● WORK ORDER
Gather every line below where "text" appears.

● DATASET EXCERPTS

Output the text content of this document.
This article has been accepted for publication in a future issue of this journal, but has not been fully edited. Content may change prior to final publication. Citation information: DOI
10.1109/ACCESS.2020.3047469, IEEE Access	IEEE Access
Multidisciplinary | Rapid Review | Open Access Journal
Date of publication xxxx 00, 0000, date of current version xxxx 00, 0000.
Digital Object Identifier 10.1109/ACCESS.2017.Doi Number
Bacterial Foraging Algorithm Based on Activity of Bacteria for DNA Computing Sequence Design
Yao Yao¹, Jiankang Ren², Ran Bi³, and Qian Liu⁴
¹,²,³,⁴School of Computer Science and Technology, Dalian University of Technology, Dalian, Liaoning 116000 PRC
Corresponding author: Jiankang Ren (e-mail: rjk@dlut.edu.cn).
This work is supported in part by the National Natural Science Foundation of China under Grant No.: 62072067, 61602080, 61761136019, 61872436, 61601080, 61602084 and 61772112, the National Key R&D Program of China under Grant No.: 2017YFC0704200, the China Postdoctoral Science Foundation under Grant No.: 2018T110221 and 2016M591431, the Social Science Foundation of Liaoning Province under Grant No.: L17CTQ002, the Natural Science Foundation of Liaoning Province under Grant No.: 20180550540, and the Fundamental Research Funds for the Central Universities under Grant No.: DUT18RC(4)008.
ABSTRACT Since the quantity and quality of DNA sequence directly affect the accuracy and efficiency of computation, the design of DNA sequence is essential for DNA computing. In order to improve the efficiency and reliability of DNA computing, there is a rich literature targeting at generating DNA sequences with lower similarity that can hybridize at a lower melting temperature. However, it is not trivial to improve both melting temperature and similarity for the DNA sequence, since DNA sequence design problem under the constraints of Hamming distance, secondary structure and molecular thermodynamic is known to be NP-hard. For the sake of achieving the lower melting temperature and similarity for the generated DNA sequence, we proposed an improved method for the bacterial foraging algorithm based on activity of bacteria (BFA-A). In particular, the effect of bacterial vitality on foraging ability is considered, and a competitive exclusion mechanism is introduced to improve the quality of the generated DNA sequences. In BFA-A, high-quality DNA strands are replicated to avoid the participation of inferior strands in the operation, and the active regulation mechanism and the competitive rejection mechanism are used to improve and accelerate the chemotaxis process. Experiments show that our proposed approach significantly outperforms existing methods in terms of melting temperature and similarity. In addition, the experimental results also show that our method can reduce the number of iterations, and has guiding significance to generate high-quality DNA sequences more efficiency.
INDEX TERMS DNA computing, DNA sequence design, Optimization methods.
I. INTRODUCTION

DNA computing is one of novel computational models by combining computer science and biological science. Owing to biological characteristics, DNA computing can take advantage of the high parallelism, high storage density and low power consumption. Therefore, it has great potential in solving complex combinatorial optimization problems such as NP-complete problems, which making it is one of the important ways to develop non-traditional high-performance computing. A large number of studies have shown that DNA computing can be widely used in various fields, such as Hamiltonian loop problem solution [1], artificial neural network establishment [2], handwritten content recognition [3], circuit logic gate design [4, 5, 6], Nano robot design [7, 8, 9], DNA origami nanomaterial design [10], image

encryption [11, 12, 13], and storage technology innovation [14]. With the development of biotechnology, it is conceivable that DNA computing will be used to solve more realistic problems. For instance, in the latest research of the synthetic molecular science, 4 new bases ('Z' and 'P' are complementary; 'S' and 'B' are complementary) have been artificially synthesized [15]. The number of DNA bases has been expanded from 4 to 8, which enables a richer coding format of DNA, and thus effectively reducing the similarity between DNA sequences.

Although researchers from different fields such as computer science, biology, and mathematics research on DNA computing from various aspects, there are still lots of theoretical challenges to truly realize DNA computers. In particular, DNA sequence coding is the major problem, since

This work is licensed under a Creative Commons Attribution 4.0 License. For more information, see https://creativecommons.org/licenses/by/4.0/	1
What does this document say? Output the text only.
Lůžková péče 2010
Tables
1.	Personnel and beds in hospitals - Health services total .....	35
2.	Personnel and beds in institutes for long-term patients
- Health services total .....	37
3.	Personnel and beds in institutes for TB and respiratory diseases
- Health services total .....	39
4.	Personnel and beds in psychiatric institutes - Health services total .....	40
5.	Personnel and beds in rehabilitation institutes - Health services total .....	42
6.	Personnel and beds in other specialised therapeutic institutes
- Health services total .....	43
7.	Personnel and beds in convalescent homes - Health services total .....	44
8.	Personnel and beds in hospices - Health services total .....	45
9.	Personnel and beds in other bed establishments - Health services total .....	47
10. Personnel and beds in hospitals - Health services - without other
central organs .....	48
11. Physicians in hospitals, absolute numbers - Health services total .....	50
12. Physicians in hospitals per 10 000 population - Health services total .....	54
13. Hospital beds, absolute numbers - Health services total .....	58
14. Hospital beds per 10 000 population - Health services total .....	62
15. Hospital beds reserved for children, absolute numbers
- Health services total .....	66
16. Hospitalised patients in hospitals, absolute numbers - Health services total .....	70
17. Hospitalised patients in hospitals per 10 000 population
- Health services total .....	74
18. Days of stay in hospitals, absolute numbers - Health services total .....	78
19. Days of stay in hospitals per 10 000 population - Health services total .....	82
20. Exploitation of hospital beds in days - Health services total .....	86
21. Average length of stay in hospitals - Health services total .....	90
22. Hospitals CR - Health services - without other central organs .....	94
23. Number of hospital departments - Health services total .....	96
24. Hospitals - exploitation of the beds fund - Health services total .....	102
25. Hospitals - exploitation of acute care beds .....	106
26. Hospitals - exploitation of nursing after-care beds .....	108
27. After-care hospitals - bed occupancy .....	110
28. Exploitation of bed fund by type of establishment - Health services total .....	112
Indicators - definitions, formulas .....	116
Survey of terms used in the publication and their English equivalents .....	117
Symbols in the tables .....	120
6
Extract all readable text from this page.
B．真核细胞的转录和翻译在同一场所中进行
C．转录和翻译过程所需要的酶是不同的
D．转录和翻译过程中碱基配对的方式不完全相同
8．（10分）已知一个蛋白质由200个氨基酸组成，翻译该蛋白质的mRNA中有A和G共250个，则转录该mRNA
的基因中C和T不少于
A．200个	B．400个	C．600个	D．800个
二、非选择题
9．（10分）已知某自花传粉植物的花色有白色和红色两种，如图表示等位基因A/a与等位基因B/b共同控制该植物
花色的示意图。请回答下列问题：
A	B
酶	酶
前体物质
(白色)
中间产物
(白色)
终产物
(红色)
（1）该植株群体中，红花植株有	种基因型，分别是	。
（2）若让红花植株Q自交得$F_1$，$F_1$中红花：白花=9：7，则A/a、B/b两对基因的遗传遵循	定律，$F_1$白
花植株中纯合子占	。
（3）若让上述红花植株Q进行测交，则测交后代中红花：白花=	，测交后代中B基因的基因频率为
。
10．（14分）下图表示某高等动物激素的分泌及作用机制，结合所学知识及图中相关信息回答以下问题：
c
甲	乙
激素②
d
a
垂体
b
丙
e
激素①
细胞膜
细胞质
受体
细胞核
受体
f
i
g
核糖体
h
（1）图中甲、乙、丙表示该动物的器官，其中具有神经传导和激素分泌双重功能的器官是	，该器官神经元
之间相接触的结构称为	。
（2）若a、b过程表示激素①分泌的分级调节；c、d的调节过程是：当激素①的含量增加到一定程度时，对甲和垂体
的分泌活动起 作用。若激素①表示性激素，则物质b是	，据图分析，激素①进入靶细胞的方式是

● OUTPUT OF THE TASK
Output the text content of this document.
What does this document say? Output the text only.
Extract all readable text from this page.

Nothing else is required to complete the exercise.